▶ **Aufgabe A**:
Entnimm dem Text über den Besuch bei Cusenier wörtlich den Abschnitt von „Hat einem der“ bis „und eingefangen wurden.“.

▶ **Textauszug**:
"""
Ein Besuch bei Cusenier

Am Ostrand der Stadt Neuenburg am Rhein
steht an der Straße nach Müllheim ein großes,
gelbes Haus. Ein Zaun umgibt es, und man
könnte es seiner zurückhaltenden, maßvoll neubarocken
Form wegen fast für eine Villa halten.
Nur seine hohen Fenster lassen auf irgendeine
der Technik verwandte Zweckbestimmung schließen
. Doch ist kein Maschinenlärm zu hören und
nichts zu sehen von dem Umtrieb einer Fabrik,
sondern eine vornehme Stille umgibt das Haus.
So beginnt man zu ahnen, daß es mit dem Haus
etwas Besonderes auf sich haben könnte.

Die Ahnung verstärkt sich, wenn man hört,
daß dieses Haus die deutsche Niederlassung der
Weltfirma Cusenier birgt. Daß Cusenier etwas
Besonderes sei, hat man wohl schon vernommen
, — daß Cusenier etwas Besonderes ist, wird
einem zur Gewißheit, wenn man das Haus betreten
und seine Produkte erproben darf.

Hat einem der freundliche Hüter des Hauses
eingelassen, ist man erstaunt über die wohltuende
Ruhe auch im Innern des hohen Gebäudes
; doch bald spürt man, daß hier in der Stille
verborgene, heimliche Kräfte am Werke sind, die
des Lärms nicht bedürfen — edle, lautlose Geister
, die durch altübernommene Zauberformeln
hierher zitiert und eingefangen wurden.

Es ist ganz sinnvoll, daß man zuerst in den
Äbfüllraum geführt wird. Hier stehen die guten
Geister in umfangreichen Batterien von Flaschen
und Fläschchen bereit. Flinke Frauenhände kleben
die bunten Etiketten auf die gläsernen Behältnisse
und rollen die farbige Pracht dann
säuberlich in schmiegsames Seidenpapier, das
sie oben in einen hübschen, offenbar obligaten
Dutt zusammendrehen. Und wenn so unter der
seidenpapierenen Schutzhülle auch die braune
oder grüne, goldfarbene oder glasklare Farbe
von Flaschen und Inhalt wie auch die Schrift der
Etikette verschwinden, so verraten die Flaschen
doch alle noch durch ihre Form, wes Geistes
Gewand sie sind; denn jede Sorte der Erzeugnisse
des Hauses Cusenier, so lassen wir uns belehren,
hat ihre bestimmte, eigentümliche Flaschenform,
gleichgültig, ob es sich um eine Flasche von normaler
Größe (7/10) oder um eine Miniaturflasche
(1/20) handelt. Es ist schon ein Genuß für das
Auge, die schlanken und bauchigen, breiten und
hohen Flaschen und Fläschchen in ihrer farbenfrohen
Etikettenzier zu sehen, und die Damen
unter den Besuchern ließen hier die Besichtigung
wohl schon enden. Die Männer aber drängen
weiter ins Innere des Hauses, — sie wollen
sehen, woher die schönverpackten Getränke kommen
, woraus sie gemacht sind und auf welche
Weise. Der freundliche Führer weiß das wohl
und will in dem Abfüllraum keinen Aufenthalt.
"""
▶ **Quellenmaterial**:
"""
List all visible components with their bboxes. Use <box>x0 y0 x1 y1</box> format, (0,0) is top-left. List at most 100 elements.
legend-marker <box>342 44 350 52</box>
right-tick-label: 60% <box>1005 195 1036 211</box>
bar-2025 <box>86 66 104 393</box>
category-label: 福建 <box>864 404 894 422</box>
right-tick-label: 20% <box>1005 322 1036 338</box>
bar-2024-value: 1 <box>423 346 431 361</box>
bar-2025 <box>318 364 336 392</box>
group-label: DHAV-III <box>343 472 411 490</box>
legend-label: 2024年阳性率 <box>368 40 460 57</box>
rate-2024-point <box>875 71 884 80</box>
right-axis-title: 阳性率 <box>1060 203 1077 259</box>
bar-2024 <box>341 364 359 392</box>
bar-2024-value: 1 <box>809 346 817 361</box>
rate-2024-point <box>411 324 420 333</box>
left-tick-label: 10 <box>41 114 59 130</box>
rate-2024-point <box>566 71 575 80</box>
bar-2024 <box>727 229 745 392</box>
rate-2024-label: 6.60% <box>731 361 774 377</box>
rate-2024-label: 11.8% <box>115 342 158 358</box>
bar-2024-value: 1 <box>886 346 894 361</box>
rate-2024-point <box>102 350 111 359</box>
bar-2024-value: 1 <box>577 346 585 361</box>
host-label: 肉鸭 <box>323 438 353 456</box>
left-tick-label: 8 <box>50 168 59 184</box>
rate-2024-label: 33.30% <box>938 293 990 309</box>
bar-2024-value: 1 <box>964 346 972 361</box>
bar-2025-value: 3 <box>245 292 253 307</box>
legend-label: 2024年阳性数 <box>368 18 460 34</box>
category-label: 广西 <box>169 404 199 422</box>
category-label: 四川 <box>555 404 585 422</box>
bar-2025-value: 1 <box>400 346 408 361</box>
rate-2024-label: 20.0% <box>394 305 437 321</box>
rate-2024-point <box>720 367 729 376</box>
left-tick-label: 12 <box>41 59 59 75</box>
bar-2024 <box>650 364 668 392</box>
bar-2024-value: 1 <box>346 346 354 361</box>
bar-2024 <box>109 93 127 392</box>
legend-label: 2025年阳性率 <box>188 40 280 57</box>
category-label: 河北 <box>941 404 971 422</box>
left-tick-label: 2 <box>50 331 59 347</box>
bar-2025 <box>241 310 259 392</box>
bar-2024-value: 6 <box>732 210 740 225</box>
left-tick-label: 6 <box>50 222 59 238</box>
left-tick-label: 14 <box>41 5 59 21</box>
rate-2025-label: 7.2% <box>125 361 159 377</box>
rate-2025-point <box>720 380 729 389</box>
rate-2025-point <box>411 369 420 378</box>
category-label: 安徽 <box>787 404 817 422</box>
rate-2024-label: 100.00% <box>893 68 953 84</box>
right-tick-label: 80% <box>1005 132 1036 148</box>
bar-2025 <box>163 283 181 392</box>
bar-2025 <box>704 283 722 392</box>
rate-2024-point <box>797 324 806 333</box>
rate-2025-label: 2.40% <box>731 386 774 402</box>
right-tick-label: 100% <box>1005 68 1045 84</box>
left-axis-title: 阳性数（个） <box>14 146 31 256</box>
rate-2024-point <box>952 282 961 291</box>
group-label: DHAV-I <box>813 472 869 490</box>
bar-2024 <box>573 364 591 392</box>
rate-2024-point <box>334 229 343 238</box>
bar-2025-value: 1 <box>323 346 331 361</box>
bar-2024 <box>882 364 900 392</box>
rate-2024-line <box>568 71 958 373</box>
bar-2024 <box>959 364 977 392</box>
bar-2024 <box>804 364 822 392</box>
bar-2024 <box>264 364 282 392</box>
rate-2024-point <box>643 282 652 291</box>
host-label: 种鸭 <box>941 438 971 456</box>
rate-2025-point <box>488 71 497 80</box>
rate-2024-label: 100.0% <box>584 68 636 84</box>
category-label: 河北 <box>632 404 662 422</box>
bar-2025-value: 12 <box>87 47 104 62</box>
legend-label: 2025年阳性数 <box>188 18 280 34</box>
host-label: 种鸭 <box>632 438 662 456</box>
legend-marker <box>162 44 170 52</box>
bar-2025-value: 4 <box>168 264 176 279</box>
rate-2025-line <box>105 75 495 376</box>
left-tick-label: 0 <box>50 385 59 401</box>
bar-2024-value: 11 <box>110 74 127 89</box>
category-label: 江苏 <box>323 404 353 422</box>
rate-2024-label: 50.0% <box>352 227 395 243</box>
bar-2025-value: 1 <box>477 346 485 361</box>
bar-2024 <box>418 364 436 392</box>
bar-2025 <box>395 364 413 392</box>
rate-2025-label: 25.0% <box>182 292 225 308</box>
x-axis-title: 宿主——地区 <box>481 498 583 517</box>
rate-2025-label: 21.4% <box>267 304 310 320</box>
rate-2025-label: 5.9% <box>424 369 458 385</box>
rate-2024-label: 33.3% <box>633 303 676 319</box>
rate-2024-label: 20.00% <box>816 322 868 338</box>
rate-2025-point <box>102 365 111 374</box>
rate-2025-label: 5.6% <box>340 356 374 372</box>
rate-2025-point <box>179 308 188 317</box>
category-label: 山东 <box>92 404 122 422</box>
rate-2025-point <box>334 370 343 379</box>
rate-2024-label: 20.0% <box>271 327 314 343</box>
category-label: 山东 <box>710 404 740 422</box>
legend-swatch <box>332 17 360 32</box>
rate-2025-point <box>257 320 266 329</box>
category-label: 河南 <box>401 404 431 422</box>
"""
▶ **Aufgabe B**:
Schreibe aus den Datenzeilen oben die Zeilen von der ersten bis einschließlich der Zeile mit „category-label: 福建 <box>864 404 894 422</box>“ unverändert ab.

▶ **Antwort A**:
Hat einem der freundliche Hüter des Hauses
eingelassen, ist man erstaunt über die wohltuende
Ruhe auch im Innern des hohen Gebäudes
; doch bald spürt man, daß hier in der Stille
verborgene, heimliche Kräfte am Werke sind, die
des Lärms nicht bedürfen — edle, lautlose Geister
, die durch altübernommene Zauberformeln
hierher zitiert und eingefangen wurden.

▶ **Antwort B**:
List all visible components with their bboxes. Use <box>x0 y0 x1 y1</box> format, (0,0) is top-left. List at most 100 elements.
legend-marker <box>342 44 350 52</box>
right-tick-label: 60% <box>1005 195 1036 211</box>
bar-2025 <box>86 66 104 393</box>
category-label: 福建 <box>864 404 894 422</box>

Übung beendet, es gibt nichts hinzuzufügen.